Dataset records:

• • • •

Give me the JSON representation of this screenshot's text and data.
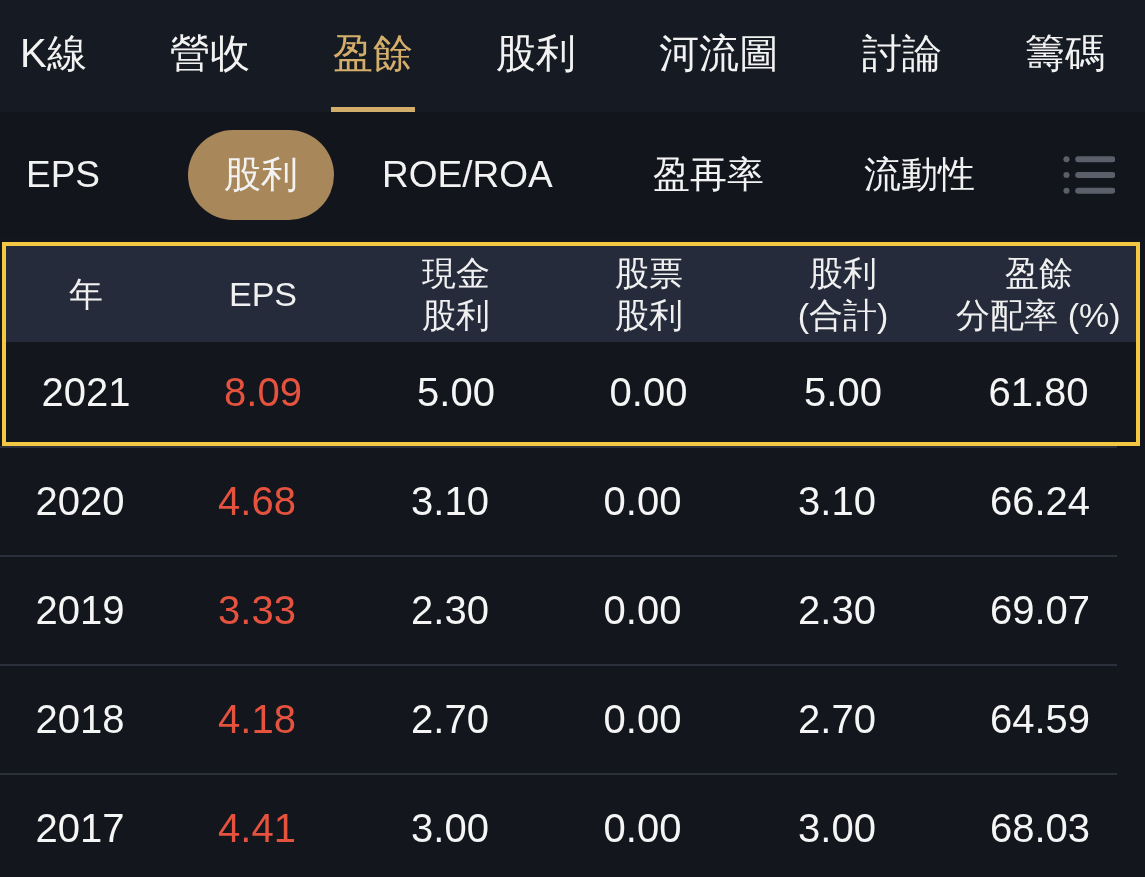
{
  "tabs": [
    {
      "label": "K線",
      "selected": false
    },
    {
      "label": "營收",
      "selected": false
    },
    {
      "label": "盈餘",
      "selected": true
    },
    {
      "label": "股利",
      "selected": false
    },
    {
      "label": "河流圖",
      "selected": false
    },
    {
      "label": "討論",
      "selected": false
    },
    {
      "label": "籌碼",
      "selected": false
    }
  ],
  "subtabs": [
    {
      "label": "EPS",
      "selected": false
    },
    {
      "label": "股利",
      "selected": true
    },
    {
      "label": "ROE/ROA",
      "selected": false
    },
    {
      "label": "盈再率",
      "selected": false
    },
    {
      "label": "流動性",
      "selected": false
    }
  ],
  "table": {
    "outlined": true,
    "columns": [
      {
        "lines": [
          "年"
        ]
      },
      {
        "lines": [
          "EPS"
        ]
      },
      {
        "lines": [
          "現金",
          "股利"
        ]
      },
      {
        "lines": [
          "股票",
          "股利"
        ]
      },
      {
        "lines": [
          "股利",
          "(合計)"
        ]
      },
      {
        "lines": [
          "盈餘",
          "分配率 (%)"
        ]
      }
    ],
    "rows": [
      [
        "2021",
        "8.09",
        "5.00",
        "0.00",
        "5.00",
        "61.80"
      ],
      [
        "2020",
        "4.68",
        "3.10",
        "0.00",
        "3.10",
        "66.24"
      ],
      [
        "2019",
        "3.33",
        "2.30",
        "0.00",
        "2.30",
        "69.07"
      ],
      [
        "2018",
        "4.18",
        "2.70",
        "0.00",
        "2.70",
        "64.59"
      ],
      [
        "2017",
        "4.41",
        "3.00",
        "0.00",
        "3.00",
        "68.03"
      ]
    ]
  }
}
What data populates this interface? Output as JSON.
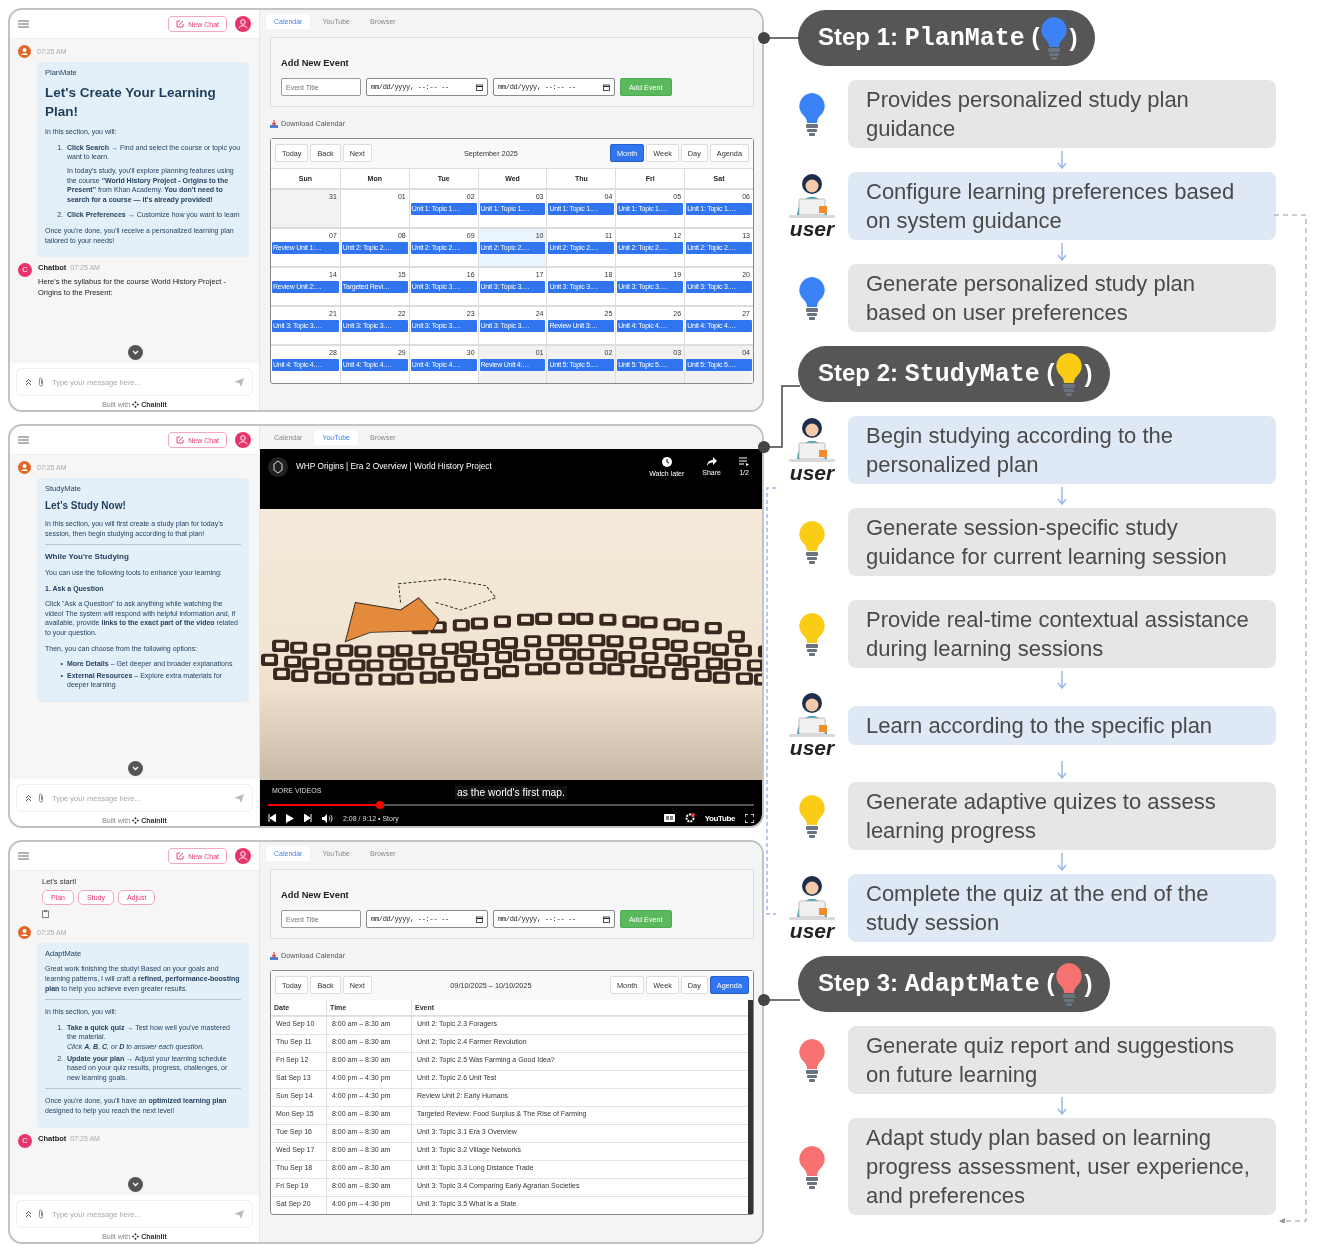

• • • •

**TASK DETAILS**
Go through the data above and find the lines with the word "JSON". Copy each of those lines.

**RESPONSE TO THE TASK**
Give me the JSON representation of this screenshot's text and data.
What data populates this interface? Output as JSON.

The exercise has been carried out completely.